TASK DIRECTIONS
Answer with a single number, the count of lines holding the word "Customer".

------------------------------------

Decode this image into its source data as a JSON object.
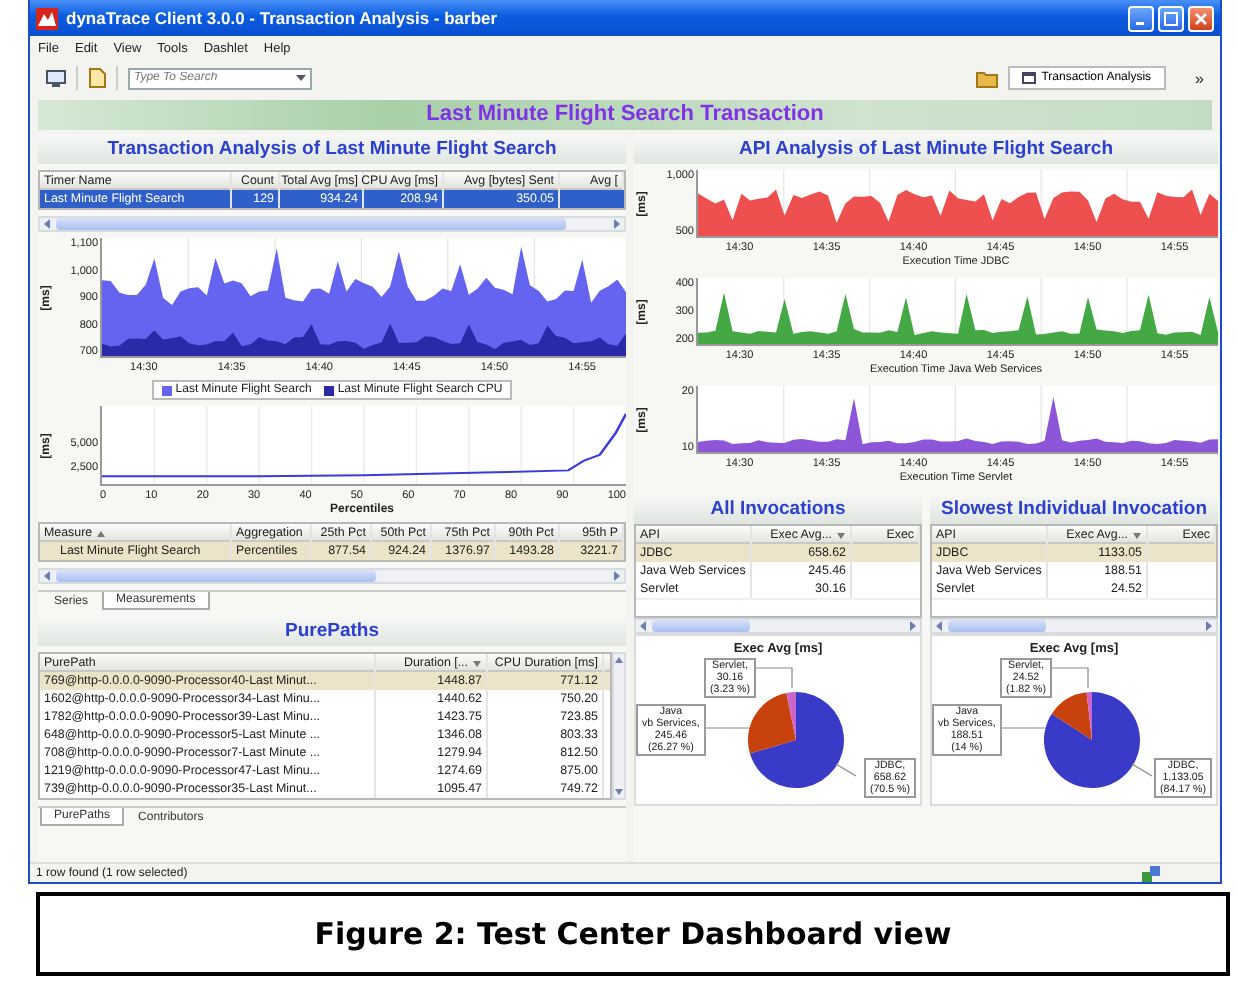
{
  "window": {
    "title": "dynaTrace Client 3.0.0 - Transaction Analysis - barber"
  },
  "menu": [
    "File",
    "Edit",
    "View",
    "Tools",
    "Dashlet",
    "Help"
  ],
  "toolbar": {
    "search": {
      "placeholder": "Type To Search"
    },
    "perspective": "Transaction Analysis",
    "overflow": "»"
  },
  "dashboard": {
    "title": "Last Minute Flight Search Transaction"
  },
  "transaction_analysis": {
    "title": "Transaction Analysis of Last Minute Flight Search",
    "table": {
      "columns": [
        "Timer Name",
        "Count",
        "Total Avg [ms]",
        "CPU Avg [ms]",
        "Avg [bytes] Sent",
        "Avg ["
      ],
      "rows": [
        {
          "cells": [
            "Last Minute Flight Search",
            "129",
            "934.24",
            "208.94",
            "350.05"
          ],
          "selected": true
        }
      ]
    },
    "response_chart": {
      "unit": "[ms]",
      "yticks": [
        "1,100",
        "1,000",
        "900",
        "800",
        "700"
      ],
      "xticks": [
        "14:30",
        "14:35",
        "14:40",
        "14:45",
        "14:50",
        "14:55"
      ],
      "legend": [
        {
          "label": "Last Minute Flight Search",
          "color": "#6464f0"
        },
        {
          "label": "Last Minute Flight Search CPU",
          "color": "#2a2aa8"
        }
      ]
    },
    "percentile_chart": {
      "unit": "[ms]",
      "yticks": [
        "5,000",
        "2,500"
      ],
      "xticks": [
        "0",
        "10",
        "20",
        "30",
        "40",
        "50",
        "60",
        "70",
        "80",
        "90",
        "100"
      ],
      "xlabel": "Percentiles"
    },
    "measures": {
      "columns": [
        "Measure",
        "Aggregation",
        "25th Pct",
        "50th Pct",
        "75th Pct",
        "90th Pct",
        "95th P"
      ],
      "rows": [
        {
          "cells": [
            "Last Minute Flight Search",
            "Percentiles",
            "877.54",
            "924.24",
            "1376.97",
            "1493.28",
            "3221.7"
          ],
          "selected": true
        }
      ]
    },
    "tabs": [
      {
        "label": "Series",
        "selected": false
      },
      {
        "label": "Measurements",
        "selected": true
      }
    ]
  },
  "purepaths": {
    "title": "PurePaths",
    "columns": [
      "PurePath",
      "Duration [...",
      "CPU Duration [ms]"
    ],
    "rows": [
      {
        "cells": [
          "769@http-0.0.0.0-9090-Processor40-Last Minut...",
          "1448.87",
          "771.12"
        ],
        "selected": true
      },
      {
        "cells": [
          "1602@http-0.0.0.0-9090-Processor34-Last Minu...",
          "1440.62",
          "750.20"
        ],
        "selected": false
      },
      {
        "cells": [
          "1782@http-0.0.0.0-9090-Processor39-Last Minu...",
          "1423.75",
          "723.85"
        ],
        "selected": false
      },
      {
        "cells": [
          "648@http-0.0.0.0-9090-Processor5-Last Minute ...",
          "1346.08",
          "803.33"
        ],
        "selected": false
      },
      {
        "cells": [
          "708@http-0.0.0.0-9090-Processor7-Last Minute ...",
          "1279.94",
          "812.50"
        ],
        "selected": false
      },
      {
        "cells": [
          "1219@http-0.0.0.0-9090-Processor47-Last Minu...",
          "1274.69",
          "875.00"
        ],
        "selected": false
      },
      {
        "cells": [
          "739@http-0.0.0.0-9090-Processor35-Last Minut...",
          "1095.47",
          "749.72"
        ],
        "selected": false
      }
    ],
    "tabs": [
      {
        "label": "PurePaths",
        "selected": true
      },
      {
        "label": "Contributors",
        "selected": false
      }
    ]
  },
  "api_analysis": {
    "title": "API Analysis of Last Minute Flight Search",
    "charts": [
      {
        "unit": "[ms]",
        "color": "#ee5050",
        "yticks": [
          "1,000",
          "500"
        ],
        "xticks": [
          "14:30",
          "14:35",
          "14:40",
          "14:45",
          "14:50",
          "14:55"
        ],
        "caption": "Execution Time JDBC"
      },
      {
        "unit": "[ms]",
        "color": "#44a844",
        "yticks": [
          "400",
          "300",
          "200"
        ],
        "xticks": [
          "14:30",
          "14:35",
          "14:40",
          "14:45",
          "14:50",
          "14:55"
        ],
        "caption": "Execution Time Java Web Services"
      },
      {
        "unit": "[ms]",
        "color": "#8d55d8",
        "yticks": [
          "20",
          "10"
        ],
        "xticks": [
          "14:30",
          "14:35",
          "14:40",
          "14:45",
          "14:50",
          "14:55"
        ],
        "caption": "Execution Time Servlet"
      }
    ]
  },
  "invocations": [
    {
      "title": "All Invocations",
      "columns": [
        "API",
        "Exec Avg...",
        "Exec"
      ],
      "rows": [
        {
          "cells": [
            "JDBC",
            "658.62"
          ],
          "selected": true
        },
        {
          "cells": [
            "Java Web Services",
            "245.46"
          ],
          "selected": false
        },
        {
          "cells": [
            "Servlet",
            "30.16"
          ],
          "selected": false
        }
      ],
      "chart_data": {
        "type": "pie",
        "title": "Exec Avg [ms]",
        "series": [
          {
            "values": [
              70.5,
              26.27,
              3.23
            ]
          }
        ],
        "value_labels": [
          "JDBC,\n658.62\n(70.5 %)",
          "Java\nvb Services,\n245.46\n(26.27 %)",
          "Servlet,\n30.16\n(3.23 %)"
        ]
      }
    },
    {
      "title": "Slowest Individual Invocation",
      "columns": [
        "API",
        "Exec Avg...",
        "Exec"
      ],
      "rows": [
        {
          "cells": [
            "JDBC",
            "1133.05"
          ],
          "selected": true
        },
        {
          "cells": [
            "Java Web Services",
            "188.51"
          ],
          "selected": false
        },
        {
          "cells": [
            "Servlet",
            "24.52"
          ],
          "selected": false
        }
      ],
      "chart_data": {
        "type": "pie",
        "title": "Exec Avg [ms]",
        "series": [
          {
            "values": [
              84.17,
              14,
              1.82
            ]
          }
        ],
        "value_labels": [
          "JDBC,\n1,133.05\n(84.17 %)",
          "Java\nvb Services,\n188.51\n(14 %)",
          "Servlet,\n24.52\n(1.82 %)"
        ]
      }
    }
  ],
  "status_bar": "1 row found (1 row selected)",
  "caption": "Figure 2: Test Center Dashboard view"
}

------------------------------------

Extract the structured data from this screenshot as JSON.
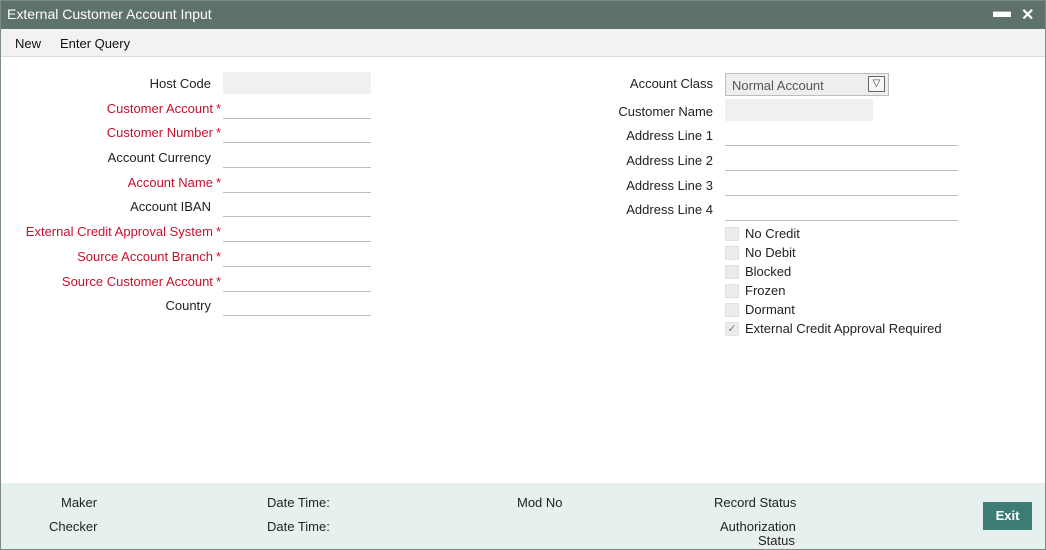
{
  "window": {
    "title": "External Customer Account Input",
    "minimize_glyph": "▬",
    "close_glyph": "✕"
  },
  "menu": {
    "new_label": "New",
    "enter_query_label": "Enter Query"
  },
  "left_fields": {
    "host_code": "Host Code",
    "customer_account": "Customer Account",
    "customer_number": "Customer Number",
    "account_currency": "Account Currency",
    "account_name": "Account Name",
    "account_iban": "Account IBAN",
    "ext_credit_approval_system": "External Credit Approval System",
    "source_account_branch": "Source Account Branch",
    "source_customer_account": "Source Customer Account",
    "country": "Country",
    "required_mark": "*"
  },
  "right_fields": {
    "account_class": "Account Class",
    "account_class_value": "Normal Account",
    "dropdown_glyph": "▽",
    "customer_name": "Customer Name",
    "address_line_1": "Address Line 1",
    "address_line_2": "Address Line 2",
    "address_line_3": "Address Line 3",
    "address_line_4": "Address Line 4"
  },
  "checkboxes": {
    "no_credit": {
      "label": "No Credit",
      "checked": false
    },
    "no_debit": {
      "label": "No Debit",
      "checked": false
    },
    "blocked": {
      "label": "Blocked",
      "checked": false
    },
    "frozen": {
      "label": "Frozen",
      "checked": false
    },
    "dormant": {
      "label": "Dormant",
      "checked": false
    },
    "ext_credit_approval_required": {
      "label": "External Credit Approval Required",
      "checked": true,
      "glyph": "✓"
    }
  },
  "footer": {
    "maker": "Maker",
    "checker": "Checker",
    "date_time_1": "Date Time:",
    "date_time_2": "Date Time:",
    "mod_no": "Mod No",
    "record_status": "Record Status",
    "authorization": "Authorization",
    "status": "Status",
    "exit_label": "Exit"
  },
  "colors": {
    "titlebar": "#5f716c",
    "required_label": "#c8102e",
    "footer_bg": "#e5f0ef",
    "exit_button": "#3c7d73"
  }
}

------------------------------------

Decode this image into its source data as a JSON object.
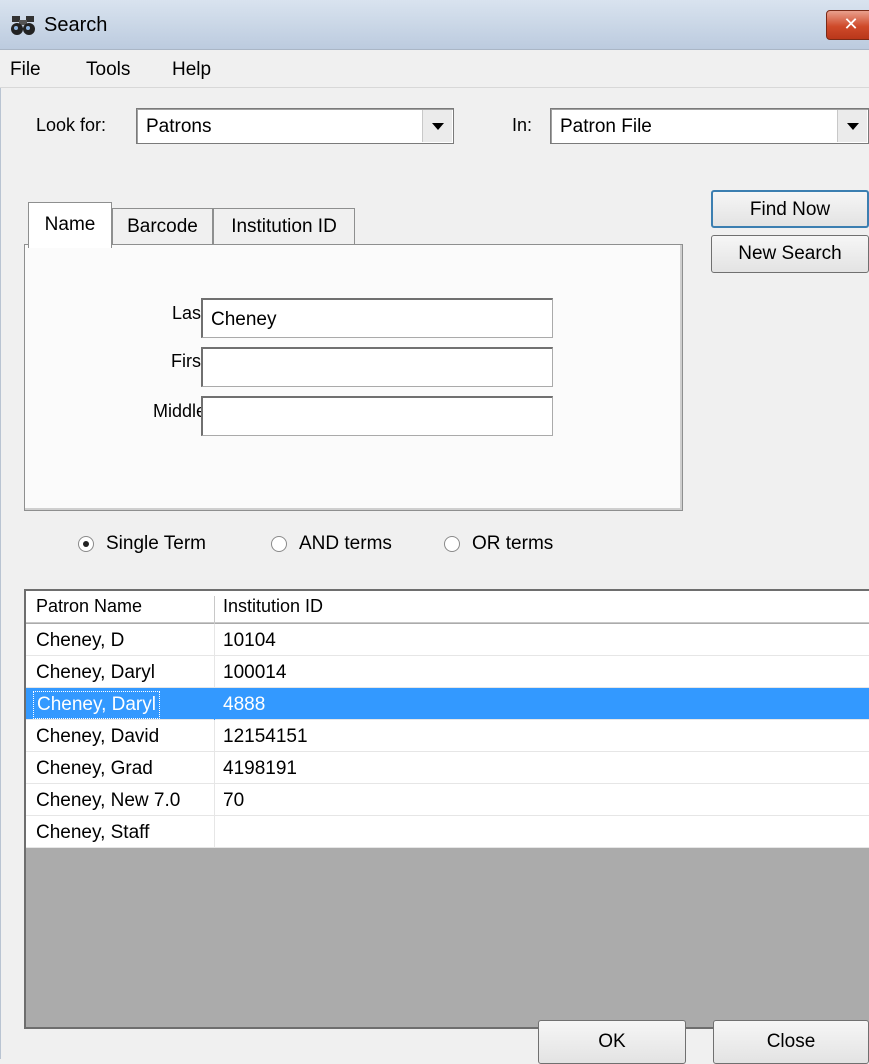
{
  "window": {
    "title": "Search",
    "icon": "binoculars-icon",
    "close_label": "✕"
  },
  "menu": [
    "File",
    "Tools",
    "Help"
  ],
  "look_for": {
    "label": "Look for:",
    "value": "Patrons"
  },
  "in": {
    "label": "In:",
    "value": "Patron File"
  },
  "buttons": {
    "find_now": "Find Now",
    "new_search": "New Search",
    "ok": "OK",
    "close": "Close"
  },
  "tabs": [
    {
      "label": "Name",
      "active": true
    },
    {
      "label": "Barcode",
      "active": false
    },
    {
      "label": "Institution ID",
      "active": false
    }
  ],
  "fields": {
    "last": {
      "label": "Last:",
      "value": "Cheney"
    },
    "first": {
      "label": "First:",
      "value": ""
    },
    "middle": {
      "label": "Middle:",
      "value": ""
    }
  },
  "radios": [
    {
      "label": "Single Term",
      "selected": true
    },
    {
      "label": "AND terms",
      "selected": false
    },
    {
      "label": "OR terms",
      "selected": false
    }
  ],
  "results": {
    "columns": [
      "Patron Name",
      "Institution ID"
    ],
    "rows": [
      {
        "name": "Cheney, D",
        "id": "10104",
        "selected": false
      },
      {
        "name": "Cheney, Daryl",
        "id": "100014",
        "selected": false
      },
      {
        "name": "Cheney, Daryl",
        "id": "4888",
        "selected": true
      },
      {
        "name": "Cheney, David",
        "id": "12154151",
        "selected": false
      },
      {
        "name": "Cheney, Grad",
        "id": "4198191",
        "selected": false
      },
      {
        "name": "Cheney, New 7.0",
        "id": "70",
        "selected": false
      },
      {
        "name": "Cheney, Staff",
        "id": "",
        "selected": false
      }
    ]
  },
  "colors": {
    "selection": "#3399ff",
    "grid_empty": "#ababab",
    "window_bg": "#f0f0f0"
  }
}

------------------------------------

WRITTEN RESPONSE
5